## [Given problem]
Give the lines of the first entry below as a JSON list of strings, one string per line, skipping any blank lines. Begin with the line that contains "code-cell: 2296002 xyxy=(116,656,307,702)" and go on through the line that contains "value-cell: 2.55 xyxy=(846,267,1107,313)", including both.

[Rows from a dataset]
+ + + + + + +

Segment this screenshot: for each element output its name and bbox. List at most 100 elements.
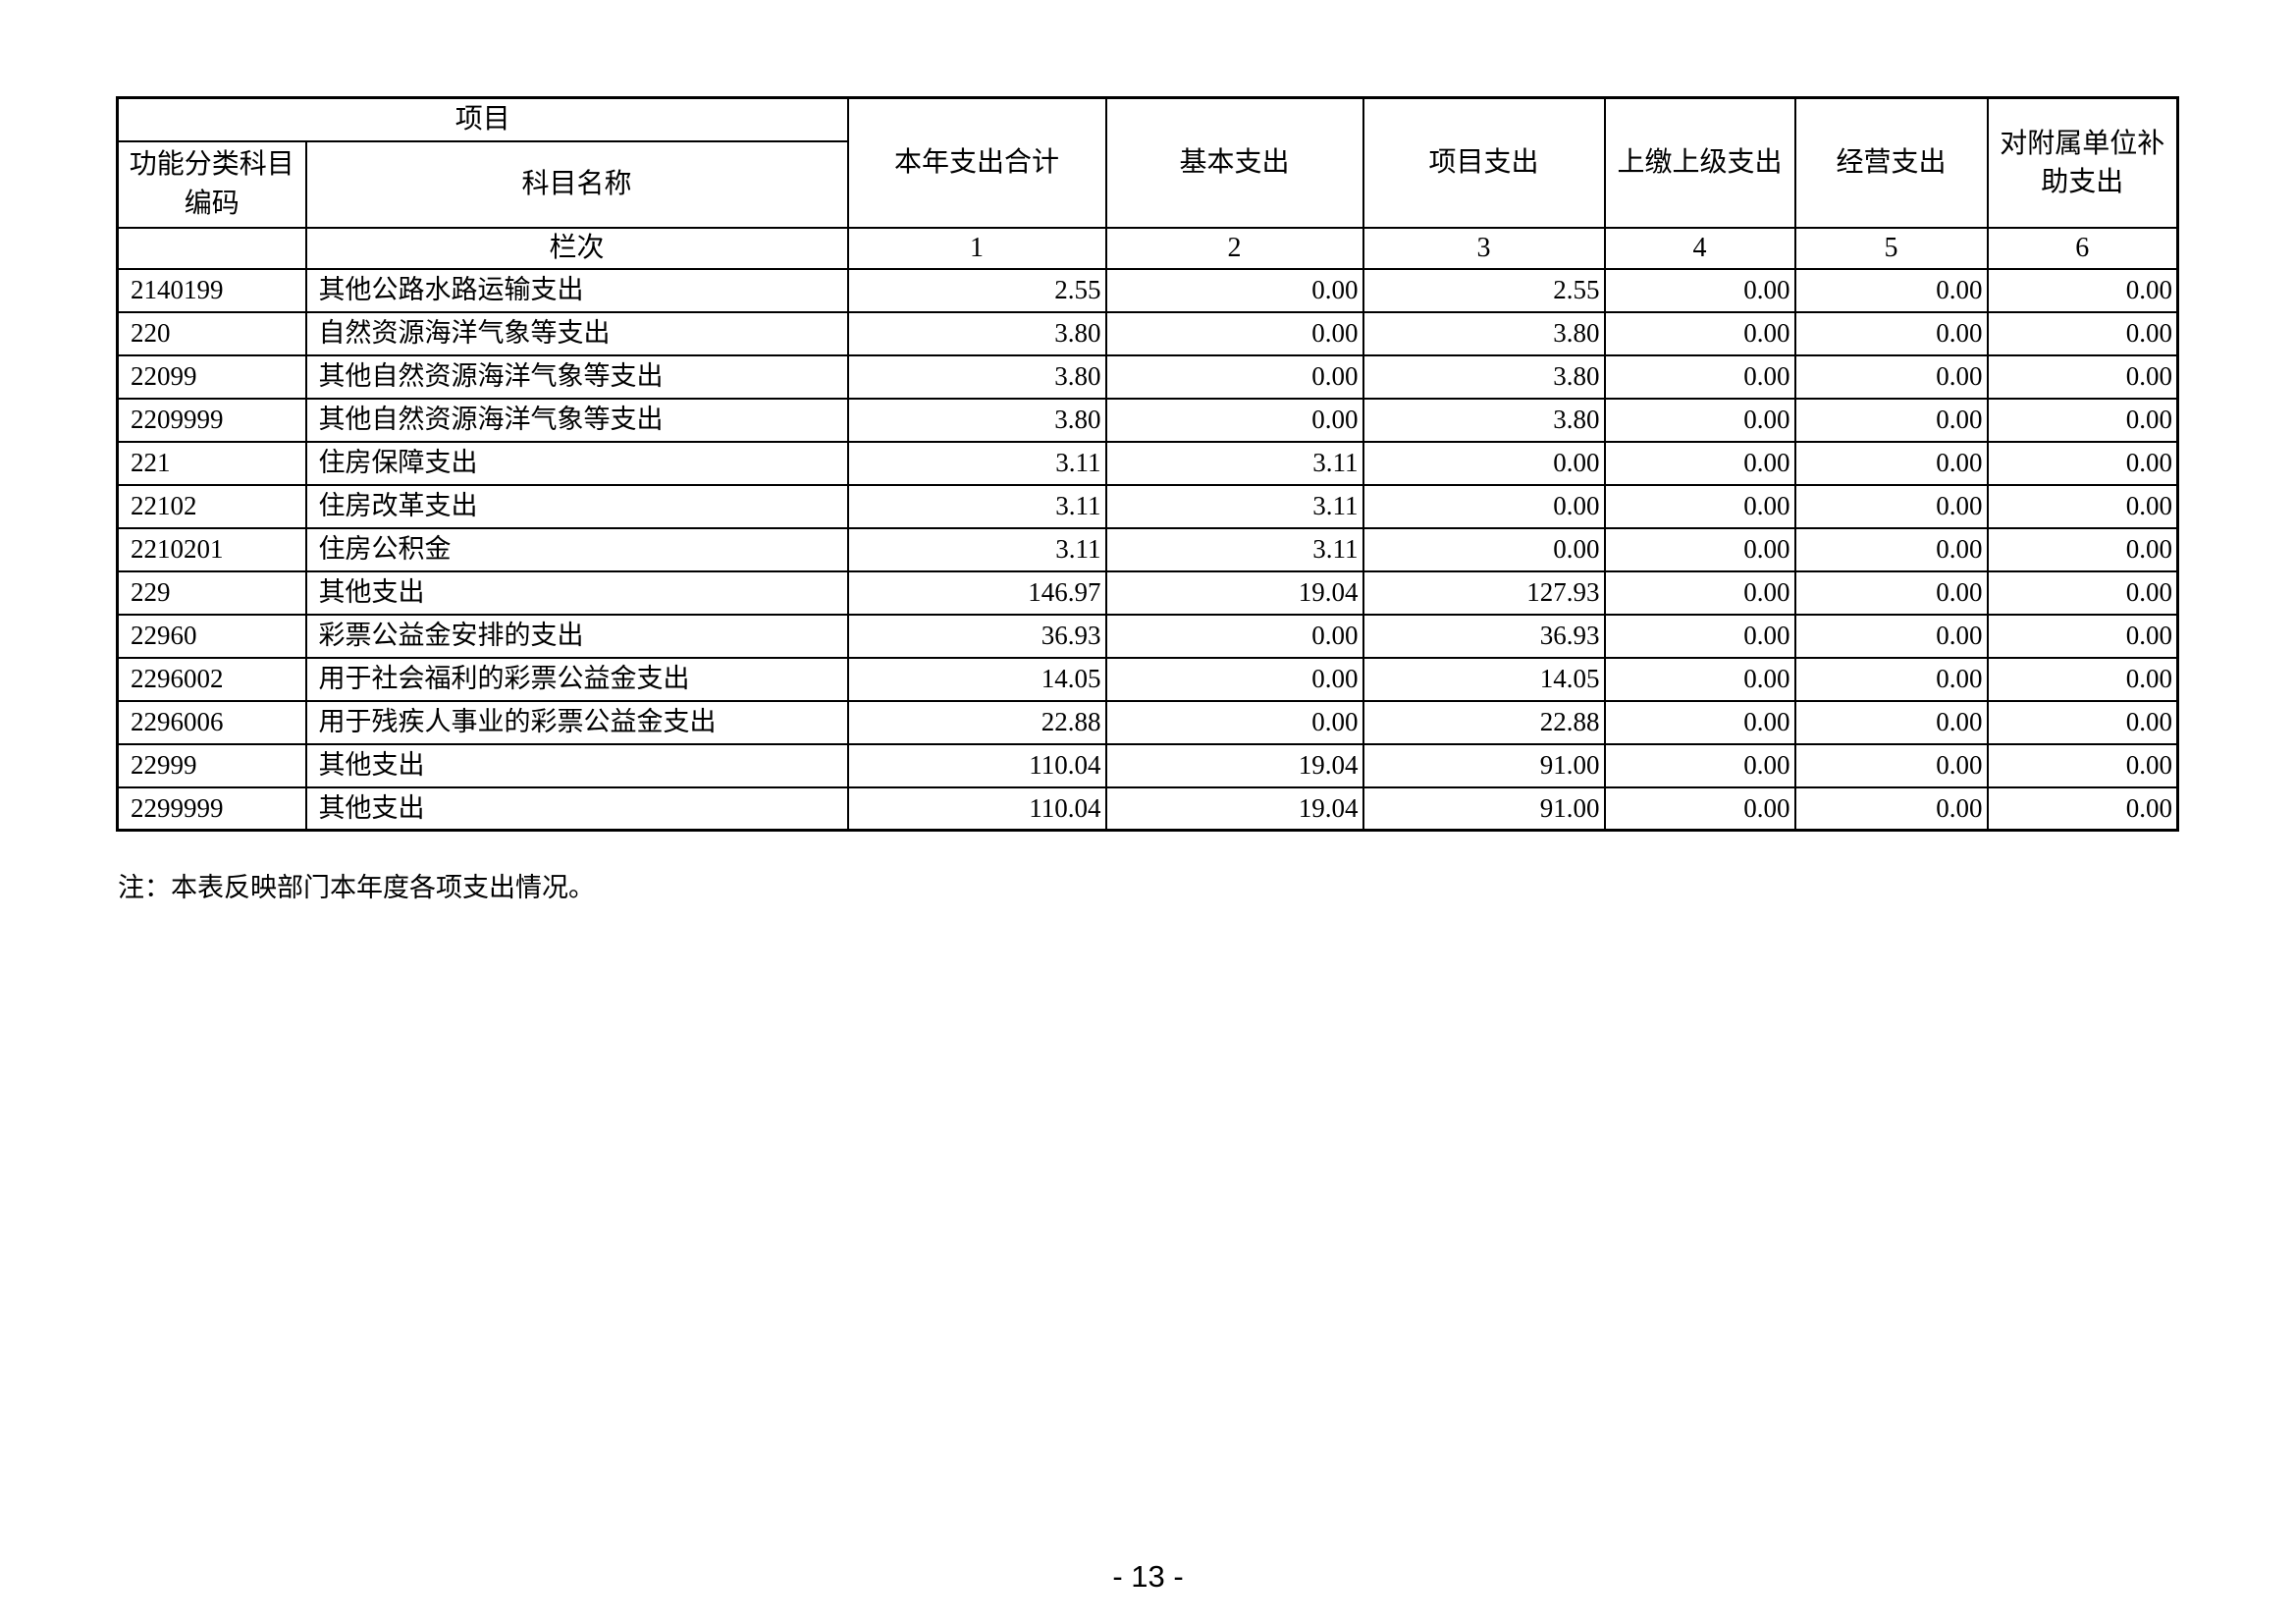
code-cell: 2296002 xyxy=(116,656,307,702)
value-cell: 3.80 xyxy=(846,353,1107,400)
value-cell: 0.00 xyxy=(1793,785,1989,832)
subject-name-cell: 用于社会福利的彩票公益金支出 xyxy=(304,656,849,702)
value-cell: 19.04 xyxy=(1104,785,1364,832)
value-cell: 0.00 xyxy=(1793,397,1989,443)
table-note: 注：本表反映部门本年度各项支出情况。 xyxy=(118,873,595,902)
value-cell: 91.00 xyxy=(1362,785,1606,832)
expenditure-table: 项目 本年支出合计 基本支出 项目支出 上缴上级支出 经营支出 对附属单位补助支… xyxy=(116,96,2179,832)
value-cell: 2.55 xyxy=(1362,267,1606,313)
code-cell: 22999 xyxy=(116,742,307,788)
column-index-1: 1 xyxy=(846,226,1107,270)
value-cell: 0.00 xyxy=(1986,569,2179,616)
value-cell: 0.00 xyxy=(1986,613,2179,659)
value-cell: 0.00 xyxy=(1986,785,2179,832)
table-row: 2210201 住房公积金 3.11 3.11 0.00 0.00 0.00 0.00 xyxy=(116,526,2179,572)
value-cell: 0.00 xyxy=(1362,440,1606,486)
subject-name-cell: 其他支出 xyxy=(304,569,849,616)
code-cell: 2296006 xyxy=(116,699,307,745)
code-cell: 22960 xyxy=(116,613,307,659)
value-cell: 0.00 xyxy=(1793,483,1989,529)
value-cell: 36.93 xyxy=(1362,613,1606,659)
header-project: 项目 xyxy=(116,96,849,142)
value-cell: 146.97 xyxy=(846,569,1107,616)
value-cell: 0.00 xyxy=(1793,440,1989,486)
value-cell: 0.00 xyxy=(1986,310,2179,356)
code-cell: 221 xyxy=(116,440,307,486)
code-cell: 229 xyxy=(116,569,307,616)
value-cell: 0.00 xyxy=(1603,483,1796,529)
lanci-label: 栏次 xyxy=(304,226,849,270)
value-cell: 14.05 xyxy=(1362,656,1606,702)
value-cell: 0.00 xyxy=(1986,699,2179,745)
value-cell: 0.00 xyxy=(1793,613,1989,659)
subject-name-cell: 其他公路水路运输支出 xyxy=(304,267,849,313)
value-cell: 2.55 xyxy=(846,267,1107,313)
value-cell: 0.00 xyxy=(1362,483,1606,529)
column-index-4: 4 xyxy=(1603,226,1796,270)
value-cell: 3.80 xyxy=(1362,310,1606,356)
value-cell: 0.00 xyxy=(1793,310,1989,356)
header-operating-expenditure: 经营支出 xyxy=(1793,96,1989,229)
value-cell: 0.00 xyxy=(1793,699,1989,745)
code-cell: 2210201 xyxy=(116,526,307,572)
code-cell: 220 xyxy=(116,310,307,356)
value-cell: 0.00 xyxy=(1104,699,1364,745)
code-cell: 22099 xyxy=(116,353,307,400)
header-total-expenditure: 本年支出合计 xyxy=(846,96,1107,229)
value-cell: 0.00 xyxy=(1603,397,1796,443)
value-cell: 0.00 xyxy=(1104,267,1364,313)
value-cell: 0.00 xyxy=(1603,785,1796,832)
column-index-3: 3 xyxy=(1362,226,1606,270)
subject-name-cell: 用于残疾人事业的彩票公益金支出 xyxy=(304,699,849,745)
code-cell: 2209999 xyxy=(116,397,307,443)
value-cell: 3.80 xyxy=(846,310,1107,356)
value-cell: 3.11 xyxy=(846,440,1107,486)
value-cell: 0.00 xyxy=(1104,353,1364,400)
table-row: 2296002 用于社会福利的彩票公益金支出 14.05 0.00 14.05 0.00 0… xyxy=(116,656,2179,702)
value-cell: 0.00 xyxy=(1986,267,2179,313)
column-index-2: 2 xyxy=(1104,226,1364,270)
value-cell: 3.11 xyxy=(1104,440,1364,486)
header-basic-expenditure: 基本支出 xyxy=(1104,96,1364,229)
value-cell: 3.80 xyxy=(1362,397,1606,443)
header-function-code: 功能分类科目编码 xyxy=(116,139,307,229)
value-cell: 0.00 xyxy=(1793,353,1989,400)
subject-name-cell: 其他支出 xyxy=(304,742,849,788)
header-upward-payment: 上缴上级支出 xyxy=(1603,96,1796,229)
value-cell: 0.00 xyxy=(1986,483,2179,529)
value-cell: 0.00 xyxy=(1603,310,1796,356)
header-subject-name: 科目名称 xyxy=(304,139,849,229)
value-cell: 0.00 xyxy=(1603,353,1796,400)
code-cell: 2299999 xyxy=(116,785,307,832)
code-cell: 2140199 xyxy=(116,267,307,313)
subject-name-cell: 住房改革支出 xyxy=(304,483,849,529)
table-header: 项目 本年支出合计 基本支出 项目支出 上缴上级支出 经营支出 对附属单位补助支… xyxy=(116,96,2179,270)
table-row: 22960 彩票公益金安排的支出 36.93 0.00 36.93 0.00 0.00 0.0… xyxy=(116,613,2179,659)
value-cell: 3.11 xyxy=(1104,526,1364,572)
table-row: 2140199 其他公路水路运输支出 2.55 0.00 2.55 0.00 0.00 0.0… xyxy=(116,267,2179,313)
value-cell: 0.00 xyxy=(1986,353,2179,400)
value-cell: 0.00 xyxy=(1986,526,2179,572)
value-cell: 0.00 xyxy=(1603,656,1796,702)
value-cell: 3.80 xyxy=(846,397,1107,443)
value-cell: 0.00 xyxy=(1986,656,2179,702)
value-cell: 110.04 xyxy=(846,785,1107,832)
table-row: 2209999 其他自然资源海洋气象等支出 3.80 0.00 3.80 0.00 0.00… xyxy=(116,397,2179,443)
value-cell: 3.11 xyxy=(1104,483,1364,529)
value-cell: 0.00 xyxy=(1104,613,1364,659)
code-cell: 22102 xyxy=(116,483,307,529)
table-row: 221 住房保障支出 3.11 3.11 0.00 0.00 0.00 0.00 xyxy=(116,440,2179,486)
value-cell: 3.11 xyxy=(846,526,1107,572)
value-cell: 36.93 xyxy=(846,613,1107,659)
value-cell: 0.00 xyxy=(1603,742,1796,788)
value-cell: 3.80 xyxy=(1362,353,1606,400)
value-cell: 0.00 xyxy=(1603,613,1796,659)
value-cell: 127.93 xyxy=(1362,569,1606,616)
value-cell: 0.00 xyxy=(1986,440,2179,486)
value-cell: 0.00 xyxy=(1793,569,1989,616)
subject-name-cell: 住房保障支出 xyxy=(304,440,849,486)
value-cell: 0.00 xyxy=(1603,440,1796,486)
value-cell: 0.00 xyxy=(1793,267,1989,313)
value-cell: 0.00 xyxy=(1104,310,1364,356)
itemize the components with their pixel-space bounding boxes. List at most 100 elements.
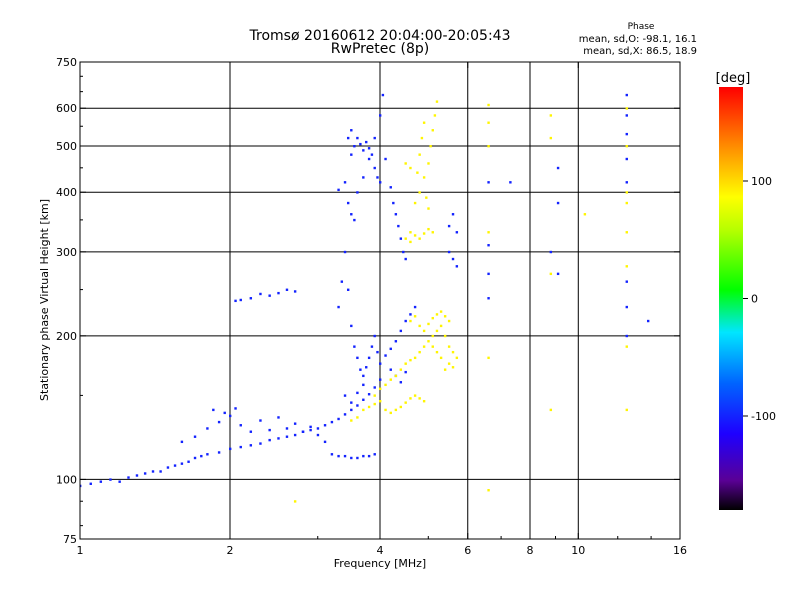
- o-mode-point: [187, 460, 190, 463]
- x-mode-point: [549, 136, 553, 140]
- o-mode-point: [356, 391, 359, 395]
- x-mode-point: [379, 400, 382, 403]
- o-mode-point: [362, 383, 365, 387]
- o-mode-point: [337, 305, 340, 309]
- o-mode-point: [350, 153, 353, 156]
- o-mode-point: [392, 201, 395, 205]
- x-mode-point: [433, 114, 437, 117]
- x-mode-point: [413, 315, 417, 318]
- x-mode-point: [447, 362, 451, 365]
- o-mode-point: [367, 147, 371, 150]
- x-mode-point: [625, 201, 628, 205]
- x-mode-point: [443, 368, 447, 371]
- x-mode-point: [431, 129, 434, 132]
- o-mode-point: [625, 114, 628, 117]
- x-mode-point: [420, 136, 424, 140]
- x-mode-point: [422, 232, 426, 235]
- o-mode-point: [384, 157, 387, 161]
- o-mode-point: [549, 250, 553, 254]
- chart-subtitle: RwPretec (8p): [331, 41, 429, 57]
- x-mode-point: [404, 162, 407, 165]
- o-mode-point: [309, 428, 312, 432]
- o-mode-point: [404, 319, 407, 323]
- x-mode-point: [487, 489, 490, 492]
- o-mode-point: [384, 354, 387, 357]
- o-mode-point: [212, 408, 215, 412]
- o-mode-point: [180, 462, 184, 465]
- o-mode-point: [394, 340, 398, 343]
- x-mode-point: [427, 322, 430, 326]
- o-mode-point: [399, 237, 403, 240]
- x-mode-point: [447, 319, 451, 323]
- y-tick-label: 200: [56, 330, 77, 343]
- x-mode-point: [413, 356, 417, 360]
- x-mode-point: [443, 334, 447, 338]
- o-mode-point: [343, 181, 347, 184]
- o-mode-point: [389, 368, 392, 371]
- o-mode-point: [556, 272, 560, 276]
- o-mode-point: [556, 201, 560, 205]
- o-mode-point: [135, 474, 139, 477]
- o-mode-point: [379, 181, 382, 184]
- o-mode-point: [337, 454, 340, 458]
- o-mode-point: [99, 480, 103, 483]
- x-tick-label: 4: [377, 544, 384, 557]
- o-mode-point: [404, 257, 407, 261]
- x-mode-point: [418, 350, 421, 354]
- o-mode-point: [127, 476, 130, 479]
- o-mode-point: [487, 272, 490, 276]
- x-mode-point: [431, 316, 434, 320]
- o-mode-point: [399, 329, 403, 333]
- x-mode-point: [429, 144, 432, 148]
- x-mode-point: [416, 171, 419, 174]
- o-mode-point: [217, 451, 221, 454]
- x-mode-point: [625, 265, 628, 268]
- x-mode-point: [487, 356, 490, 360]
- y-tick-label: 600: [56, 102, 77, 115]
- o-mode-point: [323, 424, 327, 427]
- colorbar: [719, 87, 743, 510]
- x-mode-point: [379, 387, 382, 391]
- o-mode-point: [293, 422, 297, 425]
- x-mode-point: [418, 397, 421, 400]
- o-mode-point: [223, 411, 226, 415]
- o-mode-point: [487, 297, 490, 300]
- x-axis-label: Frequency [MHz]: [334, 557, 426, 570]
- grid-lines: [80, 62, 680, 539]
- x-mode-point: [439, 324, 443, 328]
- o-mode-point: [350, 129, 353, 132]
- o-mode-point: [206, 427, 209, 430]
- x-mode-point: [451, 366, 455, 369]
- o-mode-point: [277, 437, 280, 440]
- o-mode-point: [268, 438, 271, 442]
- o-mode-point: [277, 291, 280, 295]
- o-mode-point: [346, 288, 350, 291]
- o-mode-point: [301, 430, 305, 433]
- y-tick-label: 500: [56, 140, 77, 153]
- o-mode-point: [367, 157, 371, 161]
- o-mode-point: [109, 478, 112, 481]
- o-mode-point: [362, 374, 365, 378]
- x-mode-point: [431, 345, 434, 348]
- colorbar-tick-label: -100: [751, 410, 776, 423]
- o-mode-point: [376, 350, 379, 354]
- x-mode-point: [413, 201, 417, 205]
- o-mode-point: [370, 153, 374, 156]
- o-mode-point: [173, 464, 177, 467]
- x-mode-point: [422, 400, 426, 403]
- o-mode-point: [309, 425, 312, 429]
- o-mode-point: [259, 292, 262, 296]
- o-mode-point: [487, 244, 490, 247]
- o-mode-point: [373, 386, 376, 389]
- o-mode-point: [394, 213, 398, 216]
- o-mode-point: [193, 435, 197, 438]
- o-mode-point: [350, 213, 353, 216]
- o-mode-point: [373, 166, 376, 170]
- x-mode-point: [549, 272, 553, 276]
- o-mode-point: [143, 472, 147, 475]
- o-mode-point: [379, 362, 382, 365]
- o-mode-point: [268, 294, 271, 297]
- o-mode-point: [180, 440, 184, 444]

+ + + + + + +

## [Reply to the exercise]
[
  "code-cell: 2296002 xyxy=(116,656,307,702)",
  "value-cell: 3.80 xyxy=(846,353,1107,400)",
  "value-cell: 0.00 xyxy=(1793,785,1989,832)",
  "subject-name-cell: 用于社会福利的彩票公益金支出 xyxy=(304,656,849,702)",
  "value-cell: 19.04 xyxy=(1104,785,1364,832)",
  "value-cell: 0.00 xyxy=(1793,397,1989,443)",
  "table-note: 注：本表反映部门本年度各项支出情况。 xyxy=(118,873,595,902)",
  "value-cell: 91.00 xyxy=(1362,785,1606,832)",
  "expenditure-table: 项目 本年支出合计 基本支出 项目支出 上缴上级支出 经营支出 对附属单位补助支… xyxy=(116,96,2179,832)",
  "value-cell: 2.55 xyxy=(1362,267,1606,313)",
  "code-cell: 22999 xyxy=(116,742,307,788)",
  "column-index-1: 1 xyxy=(846,226,1107,270)",
  "value-cell: 0.00 xyxy=(1986,569,2179,616)",
  "value-cell: 0.00 xyxy=(1986,613,2179,659)",
  "value-cell: 0.00 xyxy=(1986,785,2179,832)",
  "table-row: 2210201 住房公积金 3.11 3.11 0.00 0.00 0.00 0.00 xyxy=(116,526,2179,572)",
  "value-cell: 0.00 xyxy=(1362,440,1606,486)",
  "subject-name-cell: 其他支出 xyxy=(304,569,849,616)",
  "code-cell: 2296006 xyxy=(116,699,307,745)",
  "code-cell: 22960 xyxy=(116,613,307,659)",
  "value-cell: 0.00 xyxy=(1793,483,1989,529)",
  "value-cell: 36.93 xyxy=(1362,613,1606,659)",
  "header-project: 项目 xyxy=(116,96,849,142)",
  "value-cell: 146.97 xyxy=(846,569,1107,616)",
  "value-cell: 0.00 xyxy=(1793,440,1989,486)",
  "value-cell: 0.00 xyxy=(1986,310,2179,356)",
  "code-cell: 221 xyxy=(116,440,307,486)",
  "code-cell: 229 xyxy=(116,569,307,616)",
  "value-cell: 0.00 xyxy=(1603,483,1796,529)",
  "lanci-label: 栏次 xyxy=(304,226,849,270)",
  "value-cell: 14.05 xyxy=(1362,656,1606,702)",
  "value-cell: 0.00 xyxy=(1986,699,2179,745)",
  "value-cell: 0.00 xyxy=(1793,613,1989,659)",
  "subject-name-cell: 其他公路水路运输支出 xyxy=(304,267,849,313)",
  "value-cell: 2.55 xyxy=(846,267,1107,313)"
]